Dataset items
================================
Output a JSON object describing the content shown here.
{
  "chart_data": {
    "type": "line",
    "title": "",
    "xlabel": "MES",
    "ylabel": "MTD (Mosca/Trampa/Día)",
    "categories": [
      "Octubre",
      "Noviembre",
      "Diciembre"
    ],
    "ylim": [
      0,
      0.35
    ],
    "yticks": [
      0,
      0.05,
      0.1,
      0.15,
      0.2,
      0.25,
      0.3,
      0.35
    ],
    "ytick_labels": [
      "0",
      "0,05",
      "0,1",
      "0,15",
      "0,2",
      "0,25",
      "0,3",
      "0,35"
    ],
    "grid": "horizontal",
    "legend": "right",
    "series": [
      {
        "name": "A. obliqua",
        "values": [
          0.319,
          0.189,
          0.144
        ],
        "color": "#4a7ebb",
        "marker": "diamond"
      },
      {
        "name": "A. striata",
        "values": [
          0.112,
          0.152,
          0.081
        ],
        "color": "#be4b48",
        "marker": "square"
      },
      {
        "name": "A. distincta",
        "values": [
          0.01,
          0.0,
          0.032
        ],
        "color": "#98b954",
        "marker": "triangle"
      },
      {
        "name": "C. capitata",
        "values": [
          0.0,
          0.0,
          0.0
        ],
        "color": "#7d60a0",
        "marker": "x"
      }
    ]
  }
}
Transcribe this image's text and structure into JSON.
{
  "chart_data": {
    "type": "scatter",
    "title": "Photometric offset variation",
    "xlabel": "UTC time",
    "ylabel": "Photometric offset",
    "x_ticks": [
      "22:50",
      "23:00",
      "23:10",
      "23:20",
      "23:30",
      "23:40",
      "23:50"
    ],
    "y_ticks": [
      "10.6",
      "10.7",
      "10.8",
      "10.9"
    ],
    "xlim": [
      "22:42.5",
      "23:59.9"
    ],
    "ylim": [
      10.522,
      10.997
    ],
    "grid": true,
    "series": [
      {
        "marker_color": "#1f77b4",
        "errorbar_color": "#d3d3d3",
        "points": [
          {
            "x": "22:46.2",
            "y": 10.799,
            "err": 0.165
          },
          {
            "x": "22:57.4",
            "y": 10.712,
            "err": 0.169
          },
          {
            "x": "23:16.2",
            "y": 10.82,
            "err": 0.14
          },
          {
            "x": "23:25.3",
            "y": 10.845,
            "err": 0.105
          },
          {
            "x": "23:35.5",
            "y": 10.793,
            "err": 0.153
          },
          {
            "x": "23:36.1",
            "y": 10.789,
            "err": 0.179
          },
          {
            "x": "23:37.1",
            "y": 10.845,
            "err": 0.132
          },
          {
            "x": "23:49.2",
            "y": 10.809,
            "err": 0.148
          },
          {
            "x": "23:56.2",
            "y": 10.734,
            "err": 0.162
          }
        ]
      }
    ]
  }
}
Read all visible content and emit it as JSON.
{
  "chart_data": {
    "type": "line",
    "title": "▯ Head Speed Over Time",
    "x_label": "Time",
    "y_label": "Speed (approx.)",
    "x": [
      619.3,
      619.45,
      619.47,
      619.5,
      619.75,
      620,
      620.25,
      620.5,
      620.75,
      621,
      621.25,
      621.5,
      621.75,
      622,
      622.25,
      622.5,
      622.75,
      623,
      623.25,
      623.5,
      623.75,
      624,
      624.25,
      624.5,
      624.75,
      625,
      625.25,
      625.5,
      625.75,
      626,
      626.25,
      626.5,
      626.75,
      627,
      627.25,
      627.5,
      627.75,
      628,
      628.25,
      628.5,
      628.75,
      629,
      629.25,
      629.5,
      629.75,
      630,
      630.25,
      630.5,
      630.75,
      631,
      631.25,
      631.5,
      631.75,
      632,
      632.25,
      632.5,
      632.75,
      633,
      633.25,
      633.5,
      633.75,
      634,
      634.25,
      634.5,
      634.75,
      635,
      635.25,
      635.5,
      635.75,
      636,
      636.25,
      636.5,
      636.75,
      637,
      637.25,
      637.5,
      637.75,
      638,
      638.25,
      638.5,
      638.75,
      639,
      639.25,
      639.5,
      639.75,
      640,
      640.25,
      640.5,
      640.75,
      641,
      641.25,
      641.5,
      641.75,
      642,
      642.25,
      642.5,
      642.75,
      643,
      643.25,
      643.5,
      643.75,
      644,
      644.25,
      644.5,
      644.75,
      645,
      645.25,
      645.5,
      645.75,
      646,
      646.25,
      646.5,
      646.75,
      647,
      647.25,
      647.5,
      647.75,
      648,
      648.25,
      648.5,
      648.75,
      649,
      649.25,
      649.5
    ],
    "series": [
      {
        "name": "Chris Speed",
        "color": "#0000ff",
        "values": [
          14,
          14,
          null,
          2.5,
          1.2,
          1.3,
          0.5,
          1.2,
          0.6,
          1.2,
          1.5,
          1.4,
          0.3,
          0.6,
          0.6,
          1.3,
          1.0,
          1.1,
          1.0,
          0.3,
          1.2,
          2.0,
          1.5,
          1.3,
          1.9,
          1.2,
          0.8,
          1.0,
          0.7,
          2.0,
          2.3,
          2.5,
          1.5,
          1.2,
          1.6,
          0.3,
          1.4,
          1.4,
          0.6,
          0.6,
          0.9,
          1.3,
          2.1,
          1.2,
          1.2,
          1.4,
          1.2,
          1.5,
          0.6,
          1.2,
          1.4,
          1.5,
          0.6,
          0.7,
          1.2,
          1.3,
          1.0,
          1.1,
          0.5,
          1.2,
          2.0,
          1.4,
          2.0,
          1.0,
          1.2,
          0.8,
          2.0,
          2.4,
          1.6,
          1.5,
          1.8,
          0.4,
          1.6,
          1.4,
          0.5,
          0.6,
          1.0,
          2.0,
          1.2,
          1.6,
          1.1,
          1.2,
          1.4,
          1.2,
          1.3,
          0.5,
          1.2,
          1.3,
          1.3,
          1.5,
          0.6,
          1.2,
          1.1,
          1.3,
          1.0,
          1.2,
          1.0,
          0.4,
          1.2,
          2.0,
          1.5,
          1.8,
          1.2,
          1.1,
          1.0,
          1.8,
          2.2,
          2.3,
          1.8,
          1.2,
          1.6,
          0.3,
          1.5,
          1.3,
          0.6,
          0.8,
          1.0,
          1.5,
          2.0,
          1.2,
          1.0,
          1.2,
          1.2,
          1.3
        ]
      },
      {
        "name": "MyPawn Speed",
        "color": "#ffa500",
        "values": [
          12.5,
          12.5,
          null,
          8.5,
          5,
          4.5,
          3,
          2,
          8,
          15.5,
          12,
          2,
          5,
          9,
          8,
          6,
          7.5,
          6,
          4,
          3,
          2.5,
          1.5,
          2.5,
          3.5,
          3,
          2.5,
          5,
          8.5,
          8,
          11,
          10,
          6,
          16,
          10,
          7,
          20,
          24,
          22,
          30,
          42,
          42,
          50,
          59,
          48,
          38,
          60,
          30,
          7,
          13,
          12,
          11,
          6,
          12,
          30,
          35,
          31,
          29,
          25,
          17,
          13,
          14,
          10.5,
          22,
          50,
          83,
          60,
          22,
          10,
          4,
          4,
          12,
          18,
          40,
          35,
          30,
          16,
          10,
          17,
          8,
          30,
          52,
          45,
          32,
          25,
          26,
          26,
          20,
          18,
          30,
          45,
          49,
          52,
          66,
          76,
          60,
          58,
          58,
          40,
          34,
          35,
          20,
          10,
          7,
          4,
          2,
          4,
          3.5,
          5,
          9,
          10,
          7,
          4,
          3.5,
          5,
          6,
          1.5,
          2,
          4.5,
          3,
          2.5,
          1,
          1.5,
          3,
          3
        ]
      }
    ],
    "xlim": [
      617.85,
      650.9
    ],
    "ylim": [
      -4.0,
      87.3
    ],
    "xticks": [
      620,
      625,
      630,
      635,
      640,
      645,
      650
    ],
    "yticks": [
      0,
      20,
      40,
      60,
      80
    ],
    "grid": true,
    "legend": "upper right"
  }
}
================================
What to work on ▸ Return each line where "JSON" shows up.

The answer ▸
Output a JSON object describing the content shown here.
Transcribe this image's text and structure into JSON.
Read all visible content and emit it as JSON.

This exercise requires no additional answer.